====== TEXTAUSZUG

Innenminister Bernard Quintin (MR) will im Kampf gegen die Drogenkriminalität, dass künftig auch für E-Scooter ein Kennzeichen vorgeschrieben wird. Das sagte er am Mittwochvormittag bei einer Sitzung des Innenausschusses zu den jüngsten Schießereien zwischen Drogenbanden in Brüssel.
E-Scooter tauchen häufig im Zusammenhang mit Drogengewalt auf. Ein Kennzeichen für die elektrischen Roller wäre eine kleine Maßnahme, die einen großen Unterschied machen könnte, so Quintin.
"Ich habe drei Vorfälle beschrieben, die sich innerhalb von gerade einmal 36 Stunden ereignet haben. Bei zwei davon wurde ein E-Scooter benutzt. Heute sind solche Fahrzeuge, weil sie kein Kennzeichen haben, nach einer Tat praktisch nicht aufzuspüren - selbst wenn sie von Überwachungskameras erfasst wurden. Das ist eine klare Lücke in unserer Sicherheitspolitik, die wir so schnell wie möglich schließen müssen."

============

— TEILE DER ÜBUNG —
a) Geben Sie an, bei wie vielen der von Quintin beschriebenen Vorfälle laut dem Text über die Kennzeichenpflicht für E-Scooter ein E-Scooter benutzt wurde.
b) Setzen Sie den Text über die Kennzeichenpflicht für E-Scooter im Anschluss an seinen letzten Satz fort.
Die Einträge spielen hierfür keine Rolle.

====== ÜBUNGSDATEN

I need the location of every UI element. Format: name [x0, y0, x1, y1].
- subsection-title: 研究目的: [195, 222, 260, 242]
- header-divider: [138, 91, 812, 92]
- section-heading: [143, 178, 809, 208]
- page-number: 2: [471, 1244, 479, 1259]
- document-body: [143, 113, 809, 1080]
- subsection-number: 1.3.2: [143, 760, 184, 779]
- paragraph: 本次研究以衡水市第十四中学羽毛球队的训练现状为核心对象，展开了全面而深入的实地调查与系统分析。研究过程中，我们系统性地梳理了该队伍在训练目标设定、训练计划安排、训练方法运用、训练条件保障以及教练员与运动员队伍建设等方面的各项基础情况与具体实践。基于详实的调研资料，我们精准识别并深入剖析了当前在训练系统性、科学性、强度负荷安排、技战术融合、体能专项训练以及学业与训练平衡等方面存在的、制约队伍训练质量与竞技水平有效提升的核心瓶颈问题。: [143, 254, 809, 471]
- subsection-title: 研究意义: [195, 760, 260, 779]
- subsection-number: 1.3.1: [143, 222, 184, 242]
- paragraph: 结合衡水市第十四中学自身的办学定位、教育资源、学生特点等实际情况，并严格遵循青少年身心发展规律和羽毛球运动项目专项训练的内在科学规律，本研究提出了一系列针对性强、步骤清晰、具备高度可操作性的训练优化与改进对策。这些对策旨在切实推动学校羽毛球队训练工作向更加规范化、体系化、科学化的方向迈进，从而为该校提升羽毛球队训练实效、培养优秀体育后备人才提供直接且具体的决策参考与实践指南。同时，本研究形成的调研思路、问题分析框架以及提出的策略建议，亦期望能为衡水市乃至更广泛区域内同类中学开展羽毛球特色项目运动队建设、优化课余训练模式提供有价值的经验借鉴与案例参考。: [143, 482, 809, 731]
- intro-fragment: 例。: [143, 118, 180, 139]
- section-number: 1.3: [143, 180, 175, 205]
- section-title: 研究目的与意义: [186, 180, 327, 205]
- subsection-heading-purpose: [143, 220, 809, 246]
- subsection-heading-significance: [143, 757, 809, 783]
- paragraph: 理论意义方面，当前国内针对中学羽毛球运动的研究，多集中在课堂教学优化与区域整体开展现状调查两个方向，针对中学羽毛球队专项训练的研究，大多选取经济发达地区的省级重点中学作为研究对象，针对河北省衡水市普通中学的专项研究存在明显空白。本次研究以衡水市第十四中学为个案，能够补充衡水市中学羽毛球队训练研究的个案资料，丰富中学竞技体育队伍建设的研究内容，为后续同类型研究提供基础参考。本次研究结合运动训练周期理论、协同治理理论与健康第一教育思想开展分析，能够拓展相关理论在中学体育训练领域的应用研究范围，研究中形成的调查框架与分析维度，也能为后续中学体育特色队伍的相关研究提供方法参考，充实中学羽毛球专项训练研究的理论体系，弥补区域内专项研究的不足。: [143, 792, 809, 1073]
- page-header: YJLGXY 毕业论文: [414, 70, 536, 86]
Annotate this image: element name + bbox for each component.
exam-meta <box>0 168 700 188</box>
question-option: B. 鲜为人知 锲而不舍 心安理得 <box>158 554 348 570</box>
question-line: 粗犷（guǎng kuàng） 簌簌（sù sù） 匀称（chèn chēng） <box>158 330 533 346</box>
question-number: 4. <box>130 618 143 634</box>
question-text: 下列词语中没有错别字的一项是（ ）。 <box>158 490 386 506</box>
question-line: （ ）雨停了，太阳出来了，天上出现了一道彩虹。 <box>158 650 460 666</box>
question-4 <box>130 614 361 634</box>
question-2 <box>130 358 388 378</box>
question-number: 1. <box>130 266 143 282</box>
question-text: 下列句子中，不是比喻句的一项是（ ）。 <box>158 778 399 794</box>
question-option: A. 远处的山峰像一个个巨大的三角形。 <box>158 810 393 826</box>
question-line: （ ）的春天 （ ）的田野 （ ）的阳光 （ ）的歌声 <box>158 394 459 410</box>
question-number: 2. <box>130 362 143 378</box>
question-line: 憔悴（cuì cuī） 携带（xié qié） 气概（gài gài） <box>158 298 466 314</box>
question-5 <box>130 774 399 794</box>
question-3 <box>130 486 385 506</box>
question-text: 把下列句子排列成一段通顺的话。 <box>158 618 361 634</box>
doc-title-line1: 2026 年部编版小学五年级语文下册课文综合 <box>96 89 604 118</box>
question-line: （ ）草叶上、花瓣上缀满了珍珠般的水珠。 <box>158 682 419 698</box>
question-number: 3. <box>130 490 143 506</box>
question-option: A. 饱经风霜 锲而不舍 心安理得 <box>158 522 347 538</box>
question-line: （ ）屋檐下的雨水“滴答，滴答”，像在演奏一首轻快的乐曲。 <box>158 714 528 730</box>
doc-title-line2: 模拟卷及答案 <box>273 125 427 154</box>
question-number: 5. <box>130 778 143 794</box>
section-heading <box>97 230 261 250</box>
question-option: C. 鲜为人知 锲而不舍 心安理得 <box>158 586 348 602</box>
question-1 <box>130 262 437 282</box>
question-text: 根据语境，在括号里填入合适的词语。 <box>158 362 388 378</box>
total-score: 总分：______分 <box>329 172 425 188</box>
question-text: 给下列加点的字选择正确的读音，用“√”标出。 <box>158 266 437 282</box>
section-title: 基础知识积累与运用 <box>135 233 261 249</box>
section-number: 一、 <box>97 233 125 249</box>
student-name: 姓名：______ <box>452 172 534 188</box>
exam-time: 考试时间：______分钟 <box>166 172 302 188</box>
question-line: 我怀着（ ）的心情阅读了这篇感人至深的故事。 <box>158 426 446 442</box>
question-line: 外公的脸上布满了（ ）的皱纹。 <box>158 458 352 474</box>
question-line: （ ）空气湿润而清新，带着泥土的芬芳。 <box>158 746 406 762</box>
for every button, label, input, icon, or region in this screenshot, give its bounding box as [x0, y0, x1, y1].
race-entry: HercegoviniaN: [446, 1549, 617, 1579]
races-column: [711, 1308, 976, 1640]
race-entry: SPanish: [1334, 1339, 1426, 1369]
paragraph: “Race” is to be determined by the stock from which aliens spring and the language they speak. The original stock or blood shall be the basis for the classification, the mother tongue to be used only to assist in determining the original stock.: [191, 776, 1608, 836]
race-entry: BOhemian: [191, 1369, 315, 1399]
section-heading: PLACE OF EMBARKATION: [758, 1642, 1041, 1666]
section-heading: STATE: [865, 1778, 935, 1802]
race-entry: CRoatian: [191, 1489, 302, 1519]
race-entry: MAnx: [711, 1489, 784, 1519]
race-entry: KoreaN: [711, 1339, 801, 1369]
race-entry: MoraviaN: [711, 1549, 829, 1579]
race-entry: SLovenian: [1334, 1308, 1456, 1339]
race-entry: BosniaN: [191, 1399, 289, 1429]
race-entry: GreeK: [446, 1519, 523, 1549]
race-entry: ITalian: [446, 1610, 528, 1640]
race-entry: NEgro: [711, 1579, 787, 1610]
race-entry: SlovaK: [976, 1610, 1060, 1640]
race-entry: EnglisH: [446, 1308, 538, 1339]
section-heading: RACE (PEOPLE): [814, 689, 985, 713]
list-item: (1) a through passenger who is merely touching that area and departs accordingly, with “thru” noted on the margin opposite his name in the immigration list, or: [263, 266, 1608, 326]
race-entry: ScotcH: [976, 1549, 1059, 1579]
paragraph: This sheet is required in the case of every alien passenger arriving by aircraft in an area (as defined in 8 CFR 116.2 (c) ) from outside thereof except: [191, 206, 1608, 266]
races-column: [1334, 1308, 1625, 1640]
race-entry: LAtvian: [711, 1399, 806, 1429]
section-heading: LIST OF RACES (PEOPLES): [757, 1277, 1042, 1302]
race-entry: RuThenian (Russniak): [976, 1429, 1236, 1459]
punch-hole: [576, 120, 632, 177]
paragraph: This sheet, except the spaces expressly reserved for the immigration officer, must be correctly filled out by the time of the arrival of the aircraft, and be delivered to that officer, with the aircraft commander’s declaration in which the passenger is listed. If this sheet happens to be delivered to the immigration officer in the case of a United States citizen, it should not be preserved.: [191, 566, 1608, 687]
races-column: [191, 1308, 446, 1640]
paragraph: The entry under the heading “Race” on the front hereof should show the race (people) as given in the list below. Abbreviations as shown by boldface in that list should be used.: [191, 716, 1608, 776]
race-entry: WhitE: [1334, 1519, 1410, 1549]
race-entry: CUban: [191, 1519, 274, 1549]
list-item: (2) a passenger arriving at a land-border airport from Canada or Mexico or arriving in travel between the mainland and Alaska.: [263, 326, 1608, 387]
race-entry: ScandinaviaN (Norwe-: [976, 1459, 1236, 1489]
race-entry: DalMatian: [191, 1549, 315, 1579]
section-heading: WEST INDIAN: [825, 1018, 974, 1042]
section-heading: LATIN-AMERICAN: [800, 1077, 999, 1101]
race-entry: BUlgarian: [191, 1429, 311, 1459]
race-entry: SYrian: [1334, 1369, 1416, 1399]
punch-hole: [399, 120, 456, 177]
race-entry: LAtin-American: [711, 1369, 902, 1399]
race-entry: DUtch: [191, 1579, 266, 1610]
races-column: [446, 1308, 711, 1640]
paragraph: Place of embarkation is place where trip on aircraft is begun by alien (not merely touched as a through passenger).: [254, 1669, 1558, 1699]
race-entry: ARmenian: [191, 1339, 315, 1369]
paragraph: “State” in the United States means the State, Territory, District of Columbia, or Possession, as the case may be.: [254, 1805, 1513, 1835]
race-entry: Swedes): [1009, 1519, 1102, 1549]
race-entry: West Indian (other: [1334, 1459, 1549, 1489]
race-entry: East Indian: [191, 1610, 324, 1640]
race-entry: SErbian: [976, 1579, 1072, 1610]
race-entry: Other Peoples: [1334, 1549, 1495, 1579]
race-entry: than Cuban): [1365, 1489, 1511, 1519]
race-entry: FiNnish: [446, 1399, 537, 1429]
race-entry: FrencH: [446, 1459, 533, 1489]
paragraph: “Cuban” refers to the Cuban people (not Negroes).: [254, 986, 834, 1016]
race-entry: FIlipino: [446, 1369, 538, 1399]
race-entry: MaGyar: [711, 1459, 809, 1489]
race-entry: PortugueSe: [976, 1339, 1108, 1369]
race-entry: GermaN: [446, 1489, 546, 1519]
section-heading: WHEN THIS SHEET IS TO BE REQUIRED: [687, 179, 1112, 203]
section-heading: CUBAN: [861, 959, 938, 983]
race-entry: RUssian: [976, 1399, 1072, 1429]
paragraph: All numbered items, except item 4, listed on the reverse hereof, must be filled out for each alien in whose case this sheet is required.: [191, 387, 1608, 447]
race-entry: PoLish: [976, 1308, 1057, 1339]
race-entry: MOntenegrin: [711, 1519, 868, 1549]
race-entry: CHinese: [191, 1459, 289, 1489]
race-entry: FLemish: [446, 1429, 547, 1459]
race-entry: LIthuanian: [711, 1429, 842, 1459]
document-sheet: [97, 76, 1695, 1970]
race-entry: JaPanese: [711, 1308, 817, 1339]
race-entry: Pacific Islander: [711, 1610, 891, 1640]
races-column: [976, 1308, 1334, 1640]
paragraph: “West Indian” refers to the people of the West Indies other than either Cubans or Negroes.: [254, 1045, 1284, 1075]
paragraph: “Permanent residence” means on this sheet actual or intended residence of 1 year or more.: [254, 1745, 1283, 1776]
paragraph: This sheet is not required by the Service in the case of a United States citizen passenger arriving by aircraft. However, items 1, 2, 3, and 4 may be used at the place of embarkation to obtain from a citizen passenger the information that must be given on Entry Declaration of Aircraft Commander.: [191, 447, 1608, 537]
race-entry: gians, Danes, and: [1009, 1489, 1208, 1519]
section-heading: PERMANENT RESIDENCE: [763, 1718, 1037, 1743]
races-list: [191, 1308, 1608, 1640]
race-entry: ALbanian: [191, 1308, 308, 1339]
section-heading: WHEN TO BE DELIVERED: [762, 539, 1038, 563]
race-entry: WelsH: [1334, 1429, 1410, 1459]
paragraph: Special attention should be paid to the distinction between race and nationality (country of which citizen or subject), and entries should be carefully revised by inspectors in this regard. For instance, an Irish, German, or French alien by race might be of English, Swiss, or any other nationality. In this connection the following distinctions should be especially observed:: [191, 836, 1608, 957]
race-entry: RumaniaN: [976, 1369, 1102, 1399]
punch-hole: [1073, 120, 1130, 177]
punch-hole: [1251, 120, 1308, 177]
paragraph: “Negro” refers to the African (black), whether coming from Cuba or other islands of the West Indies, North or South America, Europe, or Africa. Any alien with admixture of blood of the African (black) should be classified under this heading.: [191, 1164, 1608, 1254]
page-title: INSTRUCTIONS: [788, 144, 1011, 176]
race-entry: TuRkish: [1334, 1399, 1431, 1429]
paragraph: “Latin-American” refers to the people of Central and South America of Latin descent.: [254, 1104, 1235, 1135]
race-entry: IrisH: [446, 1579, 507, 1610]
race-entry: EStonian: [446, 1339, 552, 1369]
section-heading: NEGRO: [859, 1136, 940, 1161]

============

— ERGEBNISSE IN REIHENFOLGE —
a) Bei zwei der drei Vorfälle wurde ein E-Scooter benutzt.

b)
Der Minister prüft außerdem, ob im Kampf gegen die Drogengewalt in Brüssel zusätzliche Soldaten eingesetzt werden können. Bereits jetzt patrouillieren 45 Soldaten gemeinsam mit der Polizei rund um die Brüsseler Bahnhöfe. Künftig könnten es möglicherweise noch mehr werden.